Output the records exactly. Include every line.

=== Task data ===

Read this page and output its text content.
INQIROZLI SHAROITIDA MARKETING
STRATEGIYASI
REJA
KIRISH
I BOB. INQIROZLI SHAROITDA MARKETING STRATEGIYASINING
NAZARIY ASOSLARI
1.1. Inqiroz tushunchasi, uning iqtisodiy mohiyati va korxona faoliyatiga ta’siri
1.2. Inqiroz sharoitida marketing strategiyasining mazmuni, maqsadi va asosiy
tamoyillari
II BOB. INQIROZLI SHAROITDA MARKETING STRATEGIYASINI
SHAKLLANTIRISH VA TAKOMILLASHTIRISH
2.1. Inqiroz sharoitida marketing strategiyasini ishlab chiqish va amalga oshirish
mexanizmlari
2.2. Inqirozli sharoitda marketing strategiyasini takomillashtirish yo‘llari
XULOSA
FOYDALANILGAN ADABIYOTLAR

===

Correct response:
Read this page and output its text content.
INQIROZLI SHAROITIDA MARKETING
STRATEGIYASI
REJA
KIRISH
I BOB. INQIROZLI SHAROITDA MARKETING STRATEGIYASINING
NAZARIY ASOSLARI
1.1. Inqiroz tushunchasi, uning iqtisodiy mohiyati va korxona faoliyatiga ta’siri
1.2. Inqiroz sharoitida marketing strategiyasining mazmuni, maqsadi va asosiy
tamoyillari
II BOB. INQIROZLI SHAROITDA MARKETING STRATEGIYASINI
SHAKLLANTIRISH VA TAKOMILLASHTIRISH
2.1. Inqiroz sharoitida marketing strategiyasini ishlab chiqish va amalga oshirish
mexanizmlari
2.2. Inqirozli sharoitda marketing strategiyasini takomillashtirish yo‘llari
XULOSA
FOYDALANILGAN ADABIYOTLAR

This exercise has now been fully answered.